• Short task
Pick out all lines of the entries that include the word "дней" and copy them.

┌──

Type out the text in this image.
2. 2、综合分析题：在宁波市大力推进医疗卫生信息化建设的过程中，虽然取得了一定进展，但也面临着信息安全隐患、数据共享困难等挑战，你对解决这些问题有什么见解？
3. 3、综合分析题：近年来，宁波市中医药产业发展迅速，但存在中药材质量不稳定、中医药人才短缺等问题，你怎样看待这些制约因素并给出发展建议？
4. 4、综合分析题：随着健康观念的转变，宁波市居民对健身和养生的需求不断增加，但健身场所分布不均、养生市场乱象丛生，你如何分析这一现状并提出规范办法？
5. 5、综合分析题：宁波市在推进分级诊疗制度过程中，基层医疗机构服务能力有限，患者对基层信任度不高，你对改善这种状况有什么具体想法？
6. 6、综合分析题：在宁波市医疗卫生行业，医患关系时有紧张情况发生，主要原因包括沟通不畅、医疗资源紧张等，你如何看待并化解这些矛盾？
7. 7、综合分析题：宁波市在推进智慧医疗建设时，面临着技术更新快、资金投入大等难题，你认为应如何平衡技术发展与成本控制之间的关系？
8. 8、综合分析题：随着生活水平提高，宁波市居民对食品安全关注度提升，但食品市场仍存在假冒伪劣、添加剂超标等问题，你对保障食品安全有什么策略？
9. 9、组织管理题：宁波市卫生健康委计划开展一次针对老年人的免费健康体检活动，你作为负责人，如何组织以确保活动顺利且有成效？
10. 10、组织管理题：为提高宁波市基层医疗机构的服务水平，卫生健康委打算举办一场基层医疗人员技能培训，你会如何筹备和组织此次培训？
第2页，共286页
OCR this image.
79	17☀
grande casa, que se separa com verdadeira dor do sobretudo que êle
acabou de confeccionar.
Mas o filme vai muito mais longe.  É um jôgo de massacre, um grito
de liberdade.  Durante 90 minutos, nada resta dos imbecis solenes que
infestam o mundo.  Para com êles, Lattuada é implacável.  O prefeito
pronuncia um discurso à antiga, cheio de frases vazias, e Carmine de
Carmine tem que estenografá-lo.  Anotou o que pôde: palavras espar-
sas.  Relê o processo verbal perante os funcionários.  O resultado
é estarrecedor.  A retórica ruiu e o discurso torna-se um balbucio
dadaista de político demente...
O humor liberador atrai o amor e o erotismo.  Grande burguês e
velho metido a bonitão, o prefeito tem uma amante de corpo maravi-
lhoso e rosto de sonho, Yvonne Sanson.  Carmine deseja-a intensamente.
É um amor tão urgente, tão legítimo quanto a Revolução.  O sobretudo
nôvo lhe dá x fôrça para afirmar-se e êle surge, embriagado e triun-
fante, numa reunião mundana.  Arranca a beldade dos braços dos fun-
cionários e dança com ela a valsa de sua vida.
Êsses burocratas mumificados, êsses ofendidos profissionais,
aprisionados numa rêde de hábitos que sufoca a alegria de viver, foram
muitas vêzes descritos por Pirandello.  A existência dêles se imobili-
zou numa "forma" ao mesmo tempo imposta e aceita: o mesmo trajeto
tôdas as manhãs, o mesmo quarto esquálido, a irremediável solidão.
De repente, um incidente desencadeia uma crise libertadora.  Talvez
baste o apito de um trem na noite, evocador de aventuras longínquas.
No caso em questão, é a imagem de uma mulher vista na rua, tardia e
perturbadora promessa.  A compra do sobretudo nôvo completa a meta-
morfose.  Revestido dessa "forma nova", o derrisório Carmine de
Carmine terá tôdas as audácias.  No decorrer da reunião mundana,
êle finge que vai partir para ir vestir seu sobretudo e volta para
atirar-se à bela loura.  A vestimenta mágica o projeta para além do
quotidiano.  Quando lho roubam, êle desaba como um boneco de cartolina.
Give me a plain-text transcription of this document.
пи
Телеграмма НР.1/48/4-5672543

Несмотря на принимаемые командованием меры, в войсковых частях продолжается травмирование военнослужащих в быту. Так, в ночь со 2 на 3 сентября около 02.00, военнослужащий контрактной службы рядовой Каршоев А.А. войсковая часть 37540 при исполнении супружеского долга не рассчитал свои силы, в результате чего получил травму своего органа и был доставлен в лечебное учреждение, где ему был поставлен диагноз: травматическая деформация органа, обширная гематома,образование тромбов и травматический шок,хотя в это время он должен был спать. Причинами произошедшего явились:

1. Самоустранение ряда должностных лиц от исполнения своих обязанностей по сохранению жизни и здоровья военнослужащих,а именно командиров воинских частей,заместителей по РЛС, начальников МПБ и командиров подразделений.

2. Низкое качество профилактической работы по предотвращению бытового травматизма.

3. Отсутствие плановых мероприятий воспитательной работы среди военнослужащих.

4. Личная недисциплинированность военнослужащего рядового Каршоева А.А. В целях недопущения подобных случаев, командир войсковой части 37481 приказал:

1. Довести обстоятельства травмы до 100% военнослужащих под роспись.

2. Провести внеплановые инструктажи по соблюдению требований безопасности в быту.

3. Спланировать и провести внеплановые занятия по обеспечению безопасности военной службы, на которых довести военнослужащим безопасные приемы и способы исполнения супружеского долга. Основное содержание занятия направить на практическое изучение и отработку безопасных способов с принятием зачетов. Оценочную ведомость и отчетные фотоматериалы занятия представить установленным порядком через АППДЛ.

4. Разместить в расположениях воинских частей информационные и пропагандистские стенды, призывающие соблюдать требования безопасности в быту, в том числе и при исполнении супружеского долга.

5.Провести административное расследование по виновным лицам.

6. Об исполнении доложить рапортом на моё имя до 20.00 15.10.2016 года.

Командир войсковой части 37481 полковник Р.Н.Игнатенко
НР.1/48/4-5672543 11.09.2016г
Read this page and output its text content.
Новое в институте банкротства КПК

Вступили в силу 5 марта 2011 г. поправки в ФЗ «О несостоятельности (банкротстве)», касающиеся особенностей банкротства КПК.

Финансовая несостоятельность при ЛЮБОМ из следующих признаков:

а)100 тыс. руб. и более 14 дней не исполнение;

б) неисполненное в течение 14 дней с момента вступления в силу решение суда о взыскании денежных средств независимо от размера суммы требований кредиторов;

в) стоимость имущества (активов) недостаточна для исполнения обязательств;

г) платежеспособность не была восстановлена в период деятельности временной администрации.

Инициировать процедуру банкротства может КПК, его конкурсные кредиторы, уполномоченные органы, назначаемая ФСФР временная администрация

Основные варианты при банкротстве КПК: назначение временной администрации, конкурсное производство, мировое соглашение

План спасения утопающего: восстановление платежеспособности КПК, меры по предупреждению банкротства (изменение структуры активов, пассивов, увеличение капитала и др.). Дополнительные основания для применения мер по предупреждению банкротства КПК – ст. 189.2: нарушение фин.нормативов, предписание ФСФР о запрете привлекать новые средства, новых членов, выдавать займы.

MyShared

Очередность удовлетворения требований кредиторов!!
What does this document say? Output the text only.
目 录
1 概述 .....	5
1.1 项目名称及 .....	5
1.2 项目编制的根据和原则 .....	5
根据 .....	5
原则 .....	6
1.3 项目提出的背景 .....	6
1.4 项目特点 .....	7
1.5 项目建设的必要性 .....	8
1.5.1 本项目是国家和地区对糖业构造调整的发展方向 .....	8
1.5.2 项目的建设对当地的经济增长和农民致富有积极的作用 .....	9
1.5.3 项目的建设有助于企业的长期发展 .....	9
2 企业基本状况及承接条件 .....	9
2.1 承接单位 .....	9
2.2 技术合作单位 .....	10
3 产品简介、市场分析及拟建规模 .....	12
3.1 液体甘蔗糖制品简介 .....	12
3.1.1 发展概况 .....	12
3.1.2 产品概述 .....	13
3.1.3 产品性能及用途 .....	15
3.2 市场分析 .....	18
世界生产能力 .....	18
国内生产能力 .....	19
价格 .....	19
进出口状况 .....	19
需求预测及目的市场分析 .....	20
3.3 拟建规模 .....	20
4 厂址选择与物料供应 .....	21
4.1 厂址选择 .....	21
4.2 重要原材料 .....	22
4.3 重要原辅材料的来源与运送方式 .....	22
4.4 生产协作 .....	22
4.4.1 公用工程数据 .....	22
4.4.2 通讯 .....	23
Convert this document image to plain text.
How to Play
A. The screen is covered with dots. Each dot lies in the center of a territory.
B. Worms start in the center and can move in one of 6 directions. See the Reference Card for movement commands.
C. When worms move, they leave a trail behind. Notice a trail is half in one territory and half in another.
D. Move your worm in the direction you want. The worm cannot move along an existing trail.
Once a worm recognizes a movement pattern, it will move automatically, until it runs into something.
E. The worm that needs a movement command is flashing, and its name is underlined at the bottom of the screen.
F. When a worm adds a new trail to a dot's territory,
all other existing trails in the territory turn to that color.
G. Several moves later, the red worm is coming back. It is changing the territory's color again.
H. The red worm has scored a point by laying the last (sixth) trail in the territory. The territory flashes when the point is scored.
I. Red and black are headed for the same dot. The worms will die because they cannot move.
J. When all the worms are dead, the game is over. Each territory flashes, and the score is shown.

└──

• Answer to the problem
а)100 тыс. руб. и более 14 дней не исполнение;
б) неисполненное в течение 14 дней с момента вступления в силу решение суда о взыскании денежных средств независимо от размера суммы требований кредиторов;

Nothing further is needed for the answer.